> _The data_
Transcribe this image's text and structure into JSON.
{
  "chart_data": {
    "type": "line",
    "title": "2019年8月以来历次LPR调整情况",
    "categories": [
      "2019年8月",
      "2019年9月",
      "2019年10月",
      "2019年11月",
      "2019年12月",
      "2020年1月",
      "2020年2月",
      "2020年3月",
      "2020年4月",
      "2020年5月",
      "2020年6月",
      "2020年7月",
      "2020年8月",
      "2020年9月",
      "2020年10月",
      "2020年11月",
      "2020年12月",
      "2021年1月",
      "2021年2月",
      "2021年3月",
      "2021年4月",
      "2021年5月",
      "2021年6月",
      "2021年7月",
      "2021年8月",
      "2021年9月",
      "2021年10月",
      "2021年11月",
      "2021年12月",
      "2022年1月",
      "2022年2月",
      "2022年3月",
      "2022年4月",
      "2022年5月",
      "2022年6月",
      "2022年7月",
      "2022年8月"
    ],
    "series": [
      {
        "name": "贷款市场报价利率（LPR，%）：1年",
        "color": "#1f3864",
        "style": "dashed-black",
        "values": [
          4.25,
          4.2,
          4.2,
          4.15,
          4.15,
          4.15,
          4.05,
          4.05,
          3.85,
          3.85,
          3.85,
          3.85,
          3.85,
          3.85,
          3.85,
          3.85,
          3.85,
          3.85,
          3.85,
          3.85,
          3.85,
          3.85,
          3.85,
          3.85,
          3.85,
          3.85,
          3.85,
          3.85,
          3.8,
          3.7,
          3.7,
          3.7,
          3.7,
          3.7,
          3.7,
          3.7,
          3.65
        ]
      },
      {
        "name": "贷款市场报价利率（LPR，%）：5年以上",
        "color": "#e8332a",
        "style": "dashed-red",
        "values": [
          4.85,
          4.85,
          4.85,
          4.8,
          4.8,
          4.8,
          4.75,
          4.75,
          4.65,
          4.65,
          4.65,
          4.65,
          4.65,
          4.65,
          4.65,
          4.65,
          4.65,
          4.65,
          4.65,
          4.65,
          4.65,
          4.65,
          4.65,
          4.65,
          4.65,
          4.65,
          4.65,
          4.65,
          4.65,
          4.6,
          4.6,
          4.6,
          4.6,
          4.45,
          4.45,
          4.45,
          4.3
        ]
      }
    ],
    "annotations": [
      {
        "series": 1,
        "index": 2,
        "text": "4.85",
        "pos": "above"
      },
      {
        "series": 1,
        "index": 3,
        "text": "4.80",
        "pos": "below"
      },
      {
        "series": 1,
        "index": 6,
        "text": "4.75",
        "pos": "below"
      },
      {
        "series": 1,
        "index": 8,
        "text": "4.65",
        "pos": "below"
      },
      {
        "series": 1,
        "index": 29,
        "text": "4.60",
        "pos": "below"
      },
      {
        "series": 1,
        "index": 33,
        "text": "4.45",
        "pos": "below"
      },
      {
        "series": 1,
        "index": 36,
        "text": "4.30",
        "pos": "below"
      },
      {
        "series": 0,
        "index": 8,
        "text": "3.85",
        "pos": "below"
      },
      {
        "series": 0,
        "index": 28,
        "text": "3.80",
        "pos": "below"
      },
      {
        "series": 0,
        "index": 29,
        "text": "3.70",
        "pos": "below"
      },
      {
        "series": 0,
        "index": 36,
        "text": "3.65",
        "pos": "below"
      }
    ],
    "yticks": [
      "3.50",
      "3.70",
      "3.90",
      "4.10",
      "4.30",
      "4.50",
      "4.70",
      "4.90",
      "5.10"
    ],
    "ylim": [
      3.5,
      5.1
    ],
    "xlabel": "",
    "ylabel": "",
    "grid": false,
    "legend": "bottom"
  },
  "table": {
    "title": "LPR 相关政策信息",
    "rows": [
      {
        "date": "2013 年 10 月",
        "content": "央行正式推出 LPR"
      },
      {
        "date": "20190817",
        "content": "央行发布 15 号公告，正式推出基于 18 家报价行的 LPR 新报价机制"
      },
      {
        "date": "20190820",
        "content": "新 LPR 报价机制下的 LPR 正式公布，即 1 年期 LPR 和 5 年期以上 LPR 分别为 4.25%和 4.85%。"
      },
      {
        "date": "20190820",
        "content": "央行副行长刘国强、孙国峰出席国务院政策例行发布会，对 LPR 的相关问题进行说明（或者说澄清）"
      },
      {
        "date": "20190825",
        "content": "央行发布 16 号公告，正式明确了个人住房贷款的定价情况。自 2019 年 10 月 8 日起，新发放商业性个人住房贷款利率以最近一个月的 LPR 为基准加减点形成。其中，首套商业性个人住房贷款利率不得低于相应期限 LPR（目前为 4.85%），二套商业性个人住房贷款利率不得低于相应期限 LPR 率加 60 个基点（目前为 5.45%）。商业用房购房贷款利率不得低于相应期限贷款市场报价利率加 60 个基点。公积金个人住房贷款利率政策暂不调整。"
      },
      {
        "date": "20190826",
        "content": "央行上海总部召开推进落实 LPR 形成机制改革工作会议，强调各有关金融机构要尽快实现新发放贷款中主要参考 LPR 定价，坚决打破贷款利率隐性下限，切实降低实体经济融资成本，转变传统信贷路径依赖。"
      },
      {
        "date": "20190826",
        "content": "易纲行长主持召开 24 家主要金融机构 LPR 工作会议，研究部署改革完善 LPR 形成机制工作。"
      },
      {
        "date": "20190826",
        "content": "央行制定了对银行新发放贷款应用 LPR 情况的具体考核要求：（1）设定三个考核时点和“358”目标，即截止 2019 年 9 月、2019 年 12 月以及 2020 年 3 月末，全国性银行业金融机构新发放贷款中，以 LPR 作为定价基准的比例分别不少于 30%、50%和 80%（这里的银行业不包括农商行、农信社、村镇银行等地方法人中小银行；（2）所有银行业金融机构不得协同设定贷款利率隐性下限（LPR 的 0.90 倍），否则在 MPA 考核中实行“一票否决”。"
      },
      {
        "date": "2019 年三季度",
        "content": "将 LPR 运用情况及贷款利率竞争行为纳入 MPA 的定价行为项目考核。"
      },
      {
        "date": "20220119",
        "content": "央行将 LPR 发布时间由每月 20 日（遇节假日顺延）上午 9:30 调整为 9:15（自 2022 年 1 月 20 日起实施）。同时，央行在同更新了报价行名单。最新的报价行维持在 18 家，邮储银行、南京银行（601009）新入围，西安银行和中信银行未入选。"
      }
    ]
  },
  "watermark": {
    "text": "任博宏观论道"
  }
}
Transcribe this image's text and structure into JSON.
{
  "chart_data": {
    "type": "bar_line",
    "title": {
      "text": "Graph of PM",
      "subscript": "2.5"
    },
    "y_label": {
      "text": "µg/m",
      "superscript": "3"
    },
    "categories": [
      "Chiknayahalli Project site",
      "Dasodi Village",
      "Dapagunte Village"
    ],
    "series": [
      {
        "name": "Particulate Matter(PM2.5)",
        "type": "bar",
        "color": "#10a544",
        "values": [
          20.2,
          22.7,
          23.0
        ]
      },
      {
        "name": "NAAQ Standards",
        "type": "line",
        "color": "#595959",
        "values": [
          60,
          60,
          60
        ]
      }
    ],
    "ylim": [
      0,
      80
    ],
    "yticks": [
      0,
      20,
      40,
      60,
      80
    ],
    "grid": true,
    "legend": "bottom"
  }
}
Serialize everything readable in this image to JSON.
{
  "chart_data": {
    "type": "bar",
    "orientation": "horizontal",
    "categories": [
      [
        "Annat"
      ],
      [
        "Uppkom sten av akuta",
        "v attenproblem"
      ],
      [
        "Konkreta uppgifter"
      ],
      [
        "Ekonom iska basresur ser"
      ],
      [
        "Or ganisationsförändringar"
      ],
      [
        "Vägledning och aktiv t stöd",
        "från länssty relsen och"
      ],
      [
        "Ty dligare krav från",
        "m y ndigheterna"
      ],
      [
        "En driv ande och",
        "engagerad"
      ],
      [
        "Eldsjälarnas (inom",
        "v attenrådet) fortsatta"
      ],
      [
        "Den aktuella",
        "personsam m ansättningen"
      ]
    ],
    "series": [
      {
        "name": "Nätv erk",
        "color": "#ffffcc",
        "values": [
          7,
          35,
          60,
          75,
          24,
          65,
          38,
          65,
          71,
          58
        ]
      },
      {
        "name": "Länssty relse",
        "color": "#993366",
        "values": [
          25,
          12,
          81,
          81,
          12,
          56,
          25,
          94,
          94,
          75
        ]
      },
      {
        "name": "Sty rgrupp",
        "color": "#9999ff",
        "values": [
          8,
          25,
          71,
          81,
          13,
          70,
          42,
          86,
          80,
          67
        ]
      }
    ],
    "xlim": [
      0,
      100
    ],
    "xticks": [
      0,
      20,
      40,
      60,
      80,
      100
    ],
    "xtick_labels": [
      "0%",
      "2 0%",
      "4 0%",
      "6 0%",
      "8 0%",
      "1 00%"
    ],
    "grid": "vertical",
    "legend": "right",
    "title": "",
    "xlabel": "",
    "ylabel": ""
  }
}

> _Short task_
Output a single number: how many lines contain the word "type".

> _Completed task_
5